__Aim of the task__
Tally the lines that include "this". Output the number only.

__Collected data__
* Start *

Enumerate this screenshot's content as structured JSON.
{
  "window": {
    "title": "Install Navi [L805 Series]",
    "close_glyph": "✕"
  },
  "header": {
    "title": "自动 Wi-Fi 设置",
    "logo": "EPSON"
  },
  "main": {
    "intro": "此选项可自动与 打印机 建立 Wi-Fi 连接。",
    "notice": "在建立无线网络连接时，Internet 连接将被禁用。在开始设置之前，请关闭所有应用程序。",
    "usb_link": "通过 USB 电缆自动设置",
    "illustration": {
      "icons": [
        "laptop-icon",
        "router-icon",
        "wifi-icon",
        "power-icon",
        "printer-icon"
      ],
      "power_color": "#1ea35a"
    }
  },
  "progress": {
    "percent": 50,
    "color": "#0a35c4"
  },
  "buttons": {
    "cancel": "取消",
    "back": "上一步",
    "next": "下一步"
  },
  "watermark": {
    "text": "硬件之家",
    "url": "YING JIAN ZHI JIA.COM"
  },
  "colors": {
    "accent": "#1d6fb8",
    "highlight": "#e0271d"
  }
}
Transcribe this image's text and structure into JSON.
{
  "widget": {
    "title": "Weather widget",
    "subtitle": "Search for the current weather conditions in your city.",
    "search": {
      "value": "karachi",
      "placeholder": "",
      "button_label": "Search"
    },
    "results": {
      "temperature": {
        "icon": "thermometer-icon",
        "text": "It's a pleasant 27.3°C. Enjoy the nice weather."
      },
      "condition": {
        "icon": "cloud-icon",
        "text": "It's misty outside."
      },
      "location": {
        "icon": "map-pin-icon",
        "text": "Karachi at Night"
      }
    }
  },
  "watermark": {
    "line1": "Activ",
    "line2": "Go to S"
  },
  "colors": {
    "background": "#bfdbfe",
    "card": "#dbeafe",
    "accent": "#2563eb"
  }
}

* End *

__Output below__
2